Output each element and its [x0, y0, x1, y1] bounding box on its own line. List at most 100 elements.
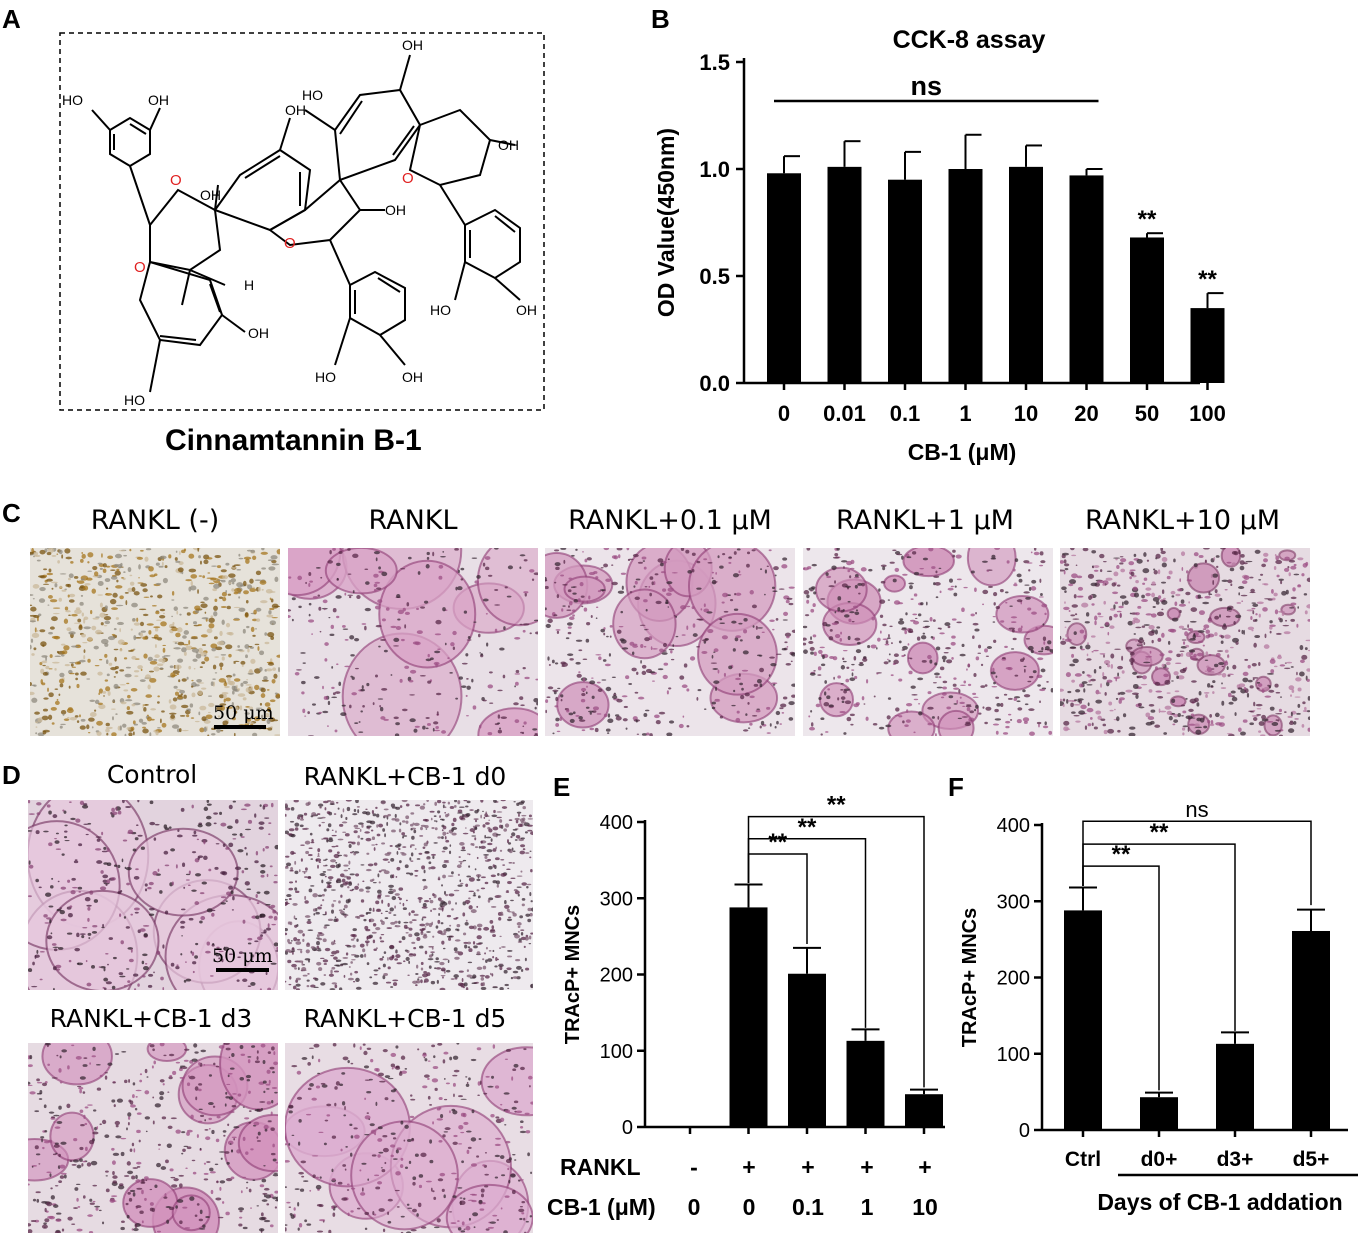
chart-f-bar-3: [1292, 930, 1330, 1130]
chart-e-comparison-label-1: **: [798, 814, 817, 841]
chart-b-sig-7: **: [1198, 266, 1217, 293]
chart-e-bar-2: [788, 973, 826, 1127]
chart-f-ytick-label-1: 100: [997, 1044, 1030, 1066]
chart-b-ytick-label-2: 1.0: [699, 157, 730, 182]
micrograph-c-rankl: [288, 548, 538, 736]
micrograph-d-d3: [28, 1043, 278, 1233]
micro-label-c-1: RANKL (-): [90, 505, 220, 536]
chart-f-comparison-label-2: ns: [1185, 797, 1208, 822]
panel-letter-c: C: [2, 498, 21, 528]
label-ho-3: HO: [124, 392, 145, 408]
micro-label-c-5: RANKL+10 μM: [1084, 505, 1281, 536]
chart-e-bar-3: [846, 1040, 885, 1127]
chart-e-comparison-label-0: **: [768, 829, 787, 856]
label-oh-9: OH: [516, 302, 537, 318]
chart-f-bar-1: [1140, 1097, 1178, 1130]
panel-letter-f: F: [948, 772, 964, 802]
label-o-3: O: [284, 235, 296, 252]
chart-b-bar-1: [827, 166, 862, 383]
structure-dashed-frame: [59, 32, 545, 411]
compound-name: Cinnamtannin B-1: [165, 424, 422, 457]
micrograph-d-d5: [285, 1043, 533, 1233]
chart-e-comparison-label-2: **: [827, 792, 846, 819]
label-oh-2: OH: [200, 187, 221, 203]
micro-label-c-3: RANKL+0.1 μM: [568, 505, 772, 536]
chart-e-bar-1: [729, 907, 768, 1127]
label-ho-4: HO: [315, 369, 336, 385]
label-oh-8: OH: [402, 369, 423, 385]
rankl-value-1: +: [742, 1154, 756, 1180]
micro-label-d-1: Control: [106, 760, 198, 789]
chart-b-ytick-label-3: 1.5: [699, 50, 730, 75]
micro-label-d-3: RANKL+CB-1 d3: [49, 1004, 253, 1033]
label-oh-5: OH: [498, 137, 519, 153]
label-ho-5: HO: [430, 302, 451, 318]
chart-f-xtick-label-2: d3+: [1217, 1148, 1254, 1171]
scale-bar-label-d: 50 μm: [212, 945, 273, 967]
cb1-value-4: 10: [912, 1194, 938, 1220]
micrograph-c-rankl-neg: [30, 548, 280, 736]
chart-e-ytick-label-3: 300: [600, 888, 633, 910]
chart-b-ns-label: ns: [910, 71, 942, 101]
chart-b-ylabel: OD Value(450nm): [653, 128, 679, 317]
scale-bar-c: [214, 725, 266, 729]
rankl-value-3: +: [860, 1154, 874, 1180]
chart-e-ytick-label-2: 200: [600, 965, 633, 987]
chart-f-ytick-label-4: 400: [997, 815, 1030, 837]
cb1-row-label: CB-1 (μM): [547, 1194, 656, 1220]
chart-b-ytick-label-1: 0.5: [699, 264, 730, 289]
label-oh-7: OH: [248, 325, 269, 341]
chart-e-ytick-label-0: 0: [622, 1117, 633, 1139]
cb1-value-2: 0.1: [792, 1194, 824, 1220]
panel-letter-b: B: [651, 4, 670, 34]
label-ho-2: HO: [302, 87, 323, 103]
structure-bonds: [91, 54, 521, 393]
chart-f-xlabel: Days of CB-1 addation: [1097, 1189, 1342, 1215]
panel-letter-e: E: [553, 772, 571, 802]
label-o-1: O: [170, 172, 182, 189]
chart-e-bracket-2: [747, 815, 925, 1088]
chart-b-xtick-label-0: 0: [778, 401, 790, 426]
label-oh-4: OH: [402, 37, 423, 53]
rankl-value-4: +: [918, 1154, 932, 1180]
chart-f-xtick-label-1: d0+: [1141, 1148, 1178, 1171]
chart-b-bar-4: [1009, 166, 1043, 383]
chart-b-title: CCK-8 assay: [893, 26, 1046, 54]
chart-f-comparison-label-0: **: [1112, 841, 1131, 868]
chart-f-bar-2: [1216, 1043, 1254, 1130]
micrograph-c-rankl-1: [803, 548, 1053, 736]
micrograph-d-control: [28, 800, 278, 990]
chart-e-ylabel: TRAcP+ MNCs: [562, 905, 584, 1044]
chart-b-sig-6: **: [1138, 206, 1157, 233]
chart-b-xtick-label-2: 0.1: [890, 401, 921, 426]
chart-b-bar-3: [948, 169, 983, 383]
label-oh-1: OH: [148, 92, 169, 108]
chart-f-bracket-2: [1082, 820, 1312, 906]
cb1-value-1: 0: [742, 1194, 756, 1220]
chart-f-bar-0: [1064, 910, 1102, 1130]
panel-letter-d: D: [2, 760, 21, 790]
chart-b-xtick-label-3: 1: [959, 401, 971, 426]
chart-f-comparison-label-1: **: [1150, 819, 1169, 846]
chart-b-xlabel: CB-1 (μM): [908, 439, 1017, 465]
chart-f: 0 100 200 300 400 Ctrl d0+ d3+ d5+ ** ** ns TRAcP+ M…: [959, 797, 1358, 1215]
micrograph-d-d0: [285, 800, 533, 990]
label-o-2: O: [134, 259, 146, 276]
label-oh-3: OH: [285, 102, 306, 118]
panel-letter-a: A: [2, 4, 21, 34]
chart-b-ytick-label-0: 0.0: [699, 371, 730, 396]
scale-bar-label-c: 50 μm: [213, 702, 274, 724]
chart-b-xtick-label-6: 50: [1135, 401, 1159, 426]
chart-b: CCK-8 assay 0.0 0.5 1.0 1.5 0 0.01 0.1 1 10 20 50 **…: [653, 26, 1226, 465]
chart-f-ytick-label-2: 200: [997, 968, 1030, 990]
rankl-row-label: RANKL: [560, 1154, 641, 1180]
micrograph-c-rankl-10: [1060, 548, 1310, 736]
rankl-value-0: -: [690, 1154, 698, 1180]
micro-label-d-4: RANKL+CB-1 d5: [303, 1004, 507, 1033]
chart-f-xtick-label-3: d5+: [1293, 1148, 1330, 1171]
chemical-structure: HO OH OH OH HO OH OH OH OH HO HO OH HO O…: [59, 32, 545, 411]
label-oh-6: OH: [385, 202, 406, 218]
chart-e: 0 100 200 300 400 ** ** ** TRAcP+ MNCs: [562, 792, 945, 1139]
micro-label-c-2: RANKL: [368, 505, 458, 536]
label-o-4: O: [402, 170, 414, 187]
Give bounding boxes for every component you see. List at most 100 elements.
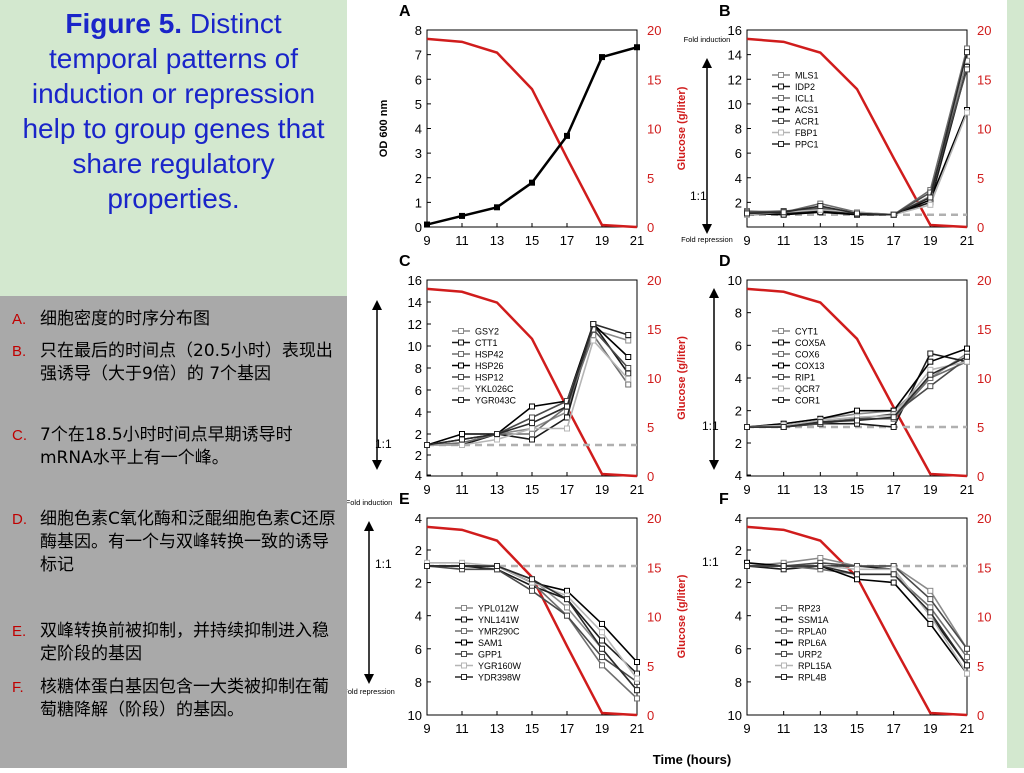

EXERCISE PROMPT ->
Copy each line from the data above that includes "letter".

EXERCISE RESPONSE ->
panel-letter-c: C: [2, 498, 21, 528]
panel-letter-f: F: [948, 772, 964, 802]
panel-letter-b: B: [651, 4, 670, 34]
panel-letter-e: E: [553, 772, 571, 802]
panel-letter-d: D: [2, 760, 21, 790]
panel-letter-a: A: [2, 4, 21, 34]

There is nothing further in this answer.